Problem description: Would you retype all of these records exactly?
++++ Task material
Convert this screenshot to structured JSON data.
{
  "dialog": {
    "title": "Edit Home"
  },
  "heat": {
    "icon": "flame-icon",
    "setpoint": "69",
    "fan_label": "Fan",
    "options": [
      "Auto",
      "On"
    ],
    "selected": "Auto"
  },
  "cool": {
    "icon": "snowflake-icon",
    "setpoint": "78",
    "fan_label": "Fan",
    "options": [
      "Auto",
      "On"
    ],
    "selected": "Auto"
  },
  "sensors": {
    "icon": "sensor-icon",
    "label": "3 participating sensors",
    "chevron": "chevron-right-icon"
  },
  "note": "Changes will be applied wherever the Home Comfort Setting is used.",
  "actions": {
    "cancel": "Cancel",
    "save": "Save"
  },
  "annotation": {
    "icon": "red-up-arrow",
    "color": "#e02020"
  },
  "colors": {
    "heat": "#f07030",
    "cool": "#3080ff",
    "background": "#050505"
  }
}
++++++++
Output for this exercise:
Convert this screenshot to structured JSON data.
{
  "dialog": {
    "title": "Edit Home"
  },
  "heat": {
    "icon": "flame-icon",
    "setpoint": "69",
    "fan_label": "Fan",
    "options": [
      "Auto",
      "On"
    ],
    "selected": "Auto"
  },
  "cool": {
    "icon": "snowflake-icon",
    "setpoint": "78",
    "fan_label": "Fan",
    "options": [
      "Auto",
      "On"
    ],
    "selected": "Auto"
  },
  "sensors": {
    "icon": "sensor-icon",
    "label": "3 participating sensors",
    "chevron": "chevron-right-icon"
  },
  "note": "Changes will be applied wherever the Home Comfort Setting is used.",
  "actions": {
    "cancel": "Cancel",
    "save": "Save"
  },
  "annotation": {
    "icon": "red-up-arrow",
    "color": "#e02020"
  },
  "colors": {
    "heat": "#f07030",
    "cool": "#3080ff",
    "background": "#050505"
  }
}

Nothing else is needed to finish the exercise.